<<<<

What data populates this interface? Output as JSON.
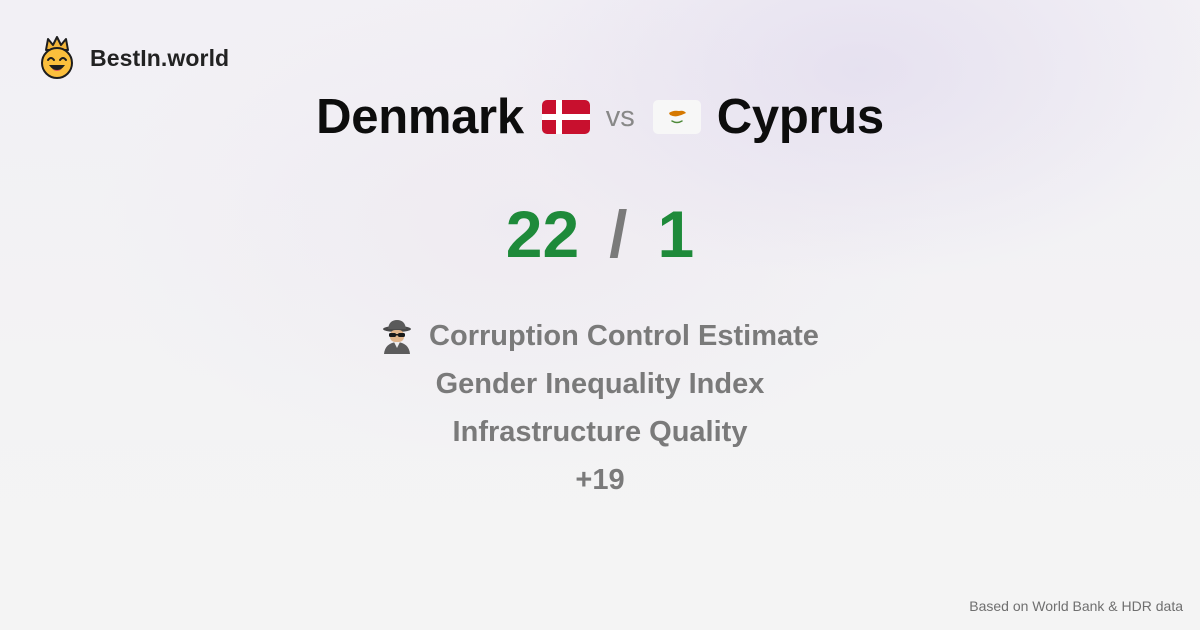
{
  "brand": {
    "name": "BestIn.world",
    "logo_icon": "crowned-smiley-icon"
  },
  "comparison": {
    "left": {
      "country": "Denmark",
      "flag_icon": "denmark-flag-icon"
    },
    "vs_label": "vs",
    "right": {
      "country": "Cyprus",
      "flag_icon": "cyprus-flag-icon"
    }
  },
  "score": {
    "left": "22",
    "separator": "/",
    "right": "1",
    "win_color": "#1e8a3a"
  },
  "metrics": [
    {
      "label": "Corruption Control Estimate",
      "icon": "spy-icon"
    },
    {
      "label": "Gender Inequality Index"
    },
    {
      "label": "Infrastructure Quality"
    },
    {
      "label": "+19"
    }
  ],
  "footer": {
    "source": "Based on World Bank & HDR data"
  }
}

>>>>
<<<<

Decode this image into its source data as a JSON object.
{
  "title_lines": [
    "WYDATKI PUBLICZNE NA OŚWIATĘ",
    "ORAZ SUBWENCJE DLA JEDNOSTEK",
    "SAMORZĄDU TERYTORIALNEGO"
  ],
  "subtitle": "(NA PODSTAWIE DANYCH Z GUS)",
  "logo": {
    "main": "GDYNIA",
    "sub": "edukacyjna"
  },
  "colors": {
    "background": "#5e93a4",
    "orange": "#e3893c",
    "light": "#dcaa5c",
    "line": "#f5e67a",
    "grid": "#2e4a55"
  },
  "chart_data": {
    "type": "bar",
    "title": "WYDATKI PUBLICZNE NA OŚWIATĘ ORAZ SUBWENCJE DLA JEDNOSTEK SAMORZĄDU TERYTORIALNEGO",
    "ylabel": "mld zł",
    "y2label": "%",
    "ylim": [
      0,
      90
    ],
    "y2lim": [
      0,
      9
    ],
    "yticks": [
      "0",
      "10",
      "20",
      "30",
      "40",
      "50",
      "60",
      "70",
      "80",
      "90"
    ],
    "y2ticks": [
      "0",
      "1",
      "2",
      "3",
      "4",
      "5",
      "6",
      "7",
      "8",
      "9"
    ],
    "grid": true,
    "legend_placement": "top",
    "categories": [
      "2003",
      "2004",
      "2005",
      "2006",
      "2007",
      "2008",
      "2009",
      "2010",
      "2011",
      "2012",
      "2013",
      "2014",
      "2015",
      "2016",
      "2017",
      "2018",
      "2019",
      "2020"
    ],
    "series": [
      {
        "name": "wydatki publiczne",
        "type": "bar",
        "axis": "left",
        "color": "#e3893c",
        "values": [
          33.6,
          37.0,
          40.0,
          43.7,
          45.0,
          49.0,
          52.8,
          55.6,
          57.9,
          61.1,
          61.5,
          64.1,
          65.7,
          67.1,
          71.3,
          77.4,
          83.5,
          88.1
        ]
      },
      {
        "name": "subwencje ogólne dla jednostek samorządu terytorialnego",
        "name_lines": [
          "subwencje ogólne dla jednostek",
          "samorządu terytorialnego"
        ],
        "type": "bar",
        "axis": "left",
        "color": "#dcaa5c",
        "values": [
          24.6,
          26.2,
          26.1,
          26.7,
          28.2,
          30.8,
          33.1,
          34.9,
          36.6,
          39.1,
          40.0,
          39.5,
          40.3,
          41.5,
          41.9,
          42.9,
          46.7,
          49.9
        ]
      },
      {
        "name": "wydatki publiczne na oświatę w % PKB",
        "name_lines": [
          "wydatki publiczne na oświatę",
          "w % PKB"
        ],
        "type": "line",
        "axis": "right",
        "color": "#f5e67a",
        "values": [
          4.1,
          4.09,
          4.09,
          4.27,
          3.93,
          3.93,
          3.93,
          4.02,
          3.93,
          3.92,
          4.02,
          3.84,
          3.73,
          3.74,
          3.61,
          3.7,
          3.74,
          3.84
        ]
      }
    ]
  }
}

>>>>

**WHAT TO WORK ON**
Determine the count of lines in the data above with the string "flag" in them, and give that count alone.

**SOLUTION FOR THIS TASK**
2